• [WRITTEN REQUEST] Restate the listing below word for word, omitting any images.

+-------+

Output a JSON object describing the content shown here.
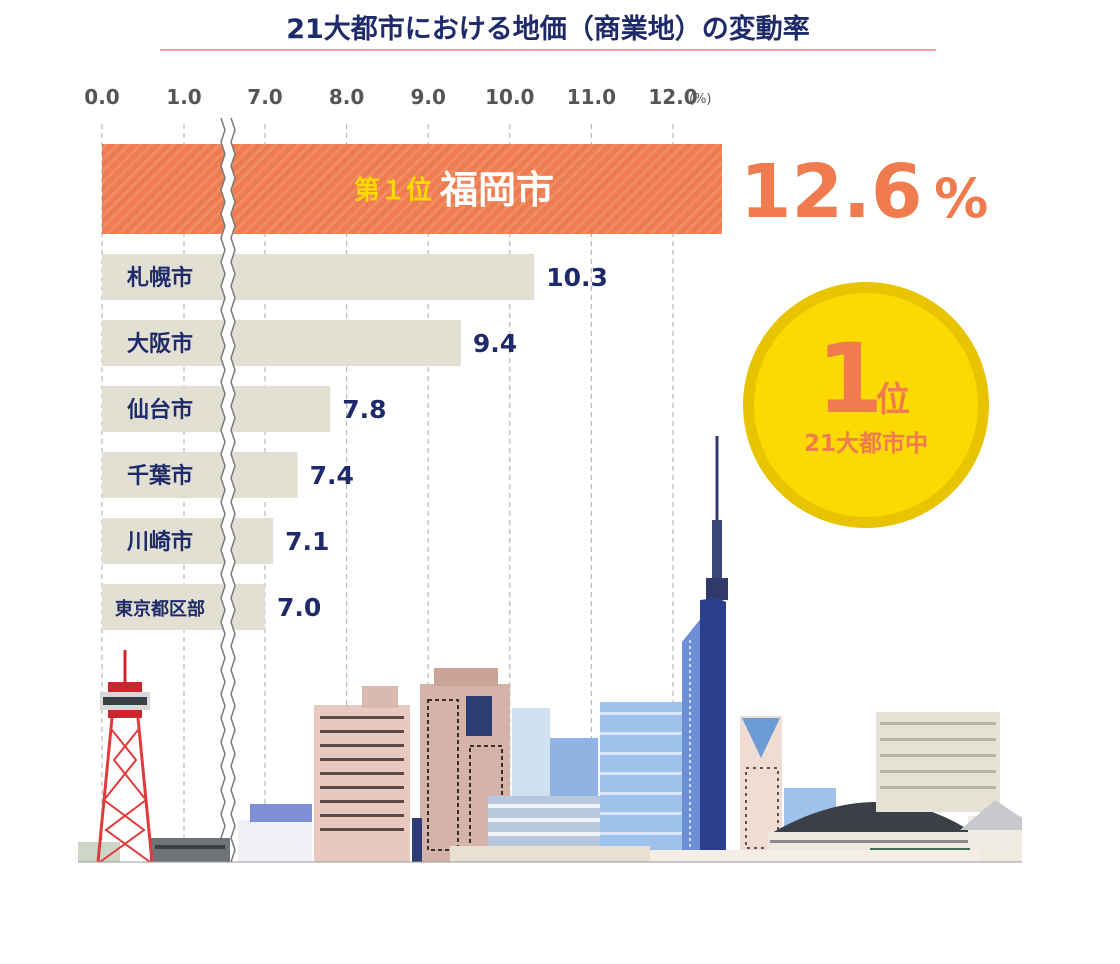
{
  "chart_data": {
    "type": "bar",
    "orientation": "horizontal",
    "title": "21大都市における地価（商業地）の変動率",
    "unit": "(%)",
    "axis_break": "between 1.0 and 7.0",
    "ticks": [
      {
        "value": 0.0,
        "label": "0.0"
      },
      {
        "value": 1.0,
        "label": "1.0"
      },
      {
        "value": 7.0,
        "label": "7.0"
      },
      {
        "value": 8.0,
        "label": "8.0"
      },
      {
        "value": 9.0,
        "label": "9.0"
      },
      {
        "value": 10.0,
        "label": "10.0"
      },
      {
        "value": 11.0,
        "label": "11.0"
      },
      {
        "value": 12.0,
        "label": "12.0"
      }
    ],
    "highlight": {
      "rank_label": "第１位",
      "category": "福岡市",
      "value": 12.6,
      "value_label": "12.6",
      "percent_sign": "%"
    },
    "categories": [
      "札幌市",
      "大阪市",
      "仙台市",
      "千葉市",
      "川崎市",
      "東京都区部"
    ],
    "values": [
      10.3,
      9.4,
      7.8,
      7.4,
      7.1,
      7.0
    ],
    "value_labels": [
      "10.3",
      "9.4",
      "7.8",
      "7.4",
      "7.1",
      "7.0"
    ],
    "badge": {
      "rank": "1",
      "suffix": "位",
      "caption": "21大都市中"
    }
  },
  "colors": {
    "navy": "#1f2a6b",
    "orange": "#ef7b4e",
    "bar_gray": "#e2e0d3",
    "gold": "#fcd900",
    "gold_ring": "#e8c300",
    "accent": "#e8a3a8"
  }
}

+-------+

• [SOLUTION TO THE PROBLEM]
Output a JSON object describing the content shown here.
{
  "chart_data": {
    "type": "bar",
    "orientation": "horizontal",
    "title": "21大都市における地価（商業地）の変動率",
    "unit": "(%)",
    "axis_break": "between 1.0 and 7.0",
    "ticks": [
      {
        "value": 0.0,
        "label": "0.0"
      },
      {
        "value": 1.0,
        "label": "1.0"
      },
      {
        "value": 7.0,
        "label": "7.0"
      },
      {
        "value": 8.0,
        "label": "8.0"
      },
      {
        "value": 9.0,
        "label": "9.0"
      },
      {
        "value": 10.0,
        "label": "10.0"
      },
      {
        "value": 11.0,
        "label": "11.0"
      },
      {
        "value": 12.0,
        "label": "12.0"
      }
    ],
    "highlight": {
      "rank_label": "第１位",
      "category": "福岡市",
      "value": 12.6,
      "value_label": "12.6",
      "percent_sign": "%"
    },
    "categories": [
      "札幌市",
      "大阪市",
      "仙台市",
      "千葉市",
      "川崎市",
      "東京都区部"
    ],
    "values": [
      10.3,
      9.4,
      7.8,
      7.4,
      7.1,
      7.0
    ],
    "value_labels": [
      "10.3",
      "9.4",
      "7.8",
      "7.4",
      "7.1",
      "7.0"
    ],
    "badge": {
      "rank": "1",
      "suffix": "位",
      "caption": "21大都市中"
    }
  },
  "colors": {
    "navy": "#1f2a6b",
    "orange": "#ef7b4e",
    "bar_gray": "#e2e0d3",
    "gold": "#fcd900",
    "gold_ring": "#e8c300",
    "accent": "#e8a3a8"
  }
}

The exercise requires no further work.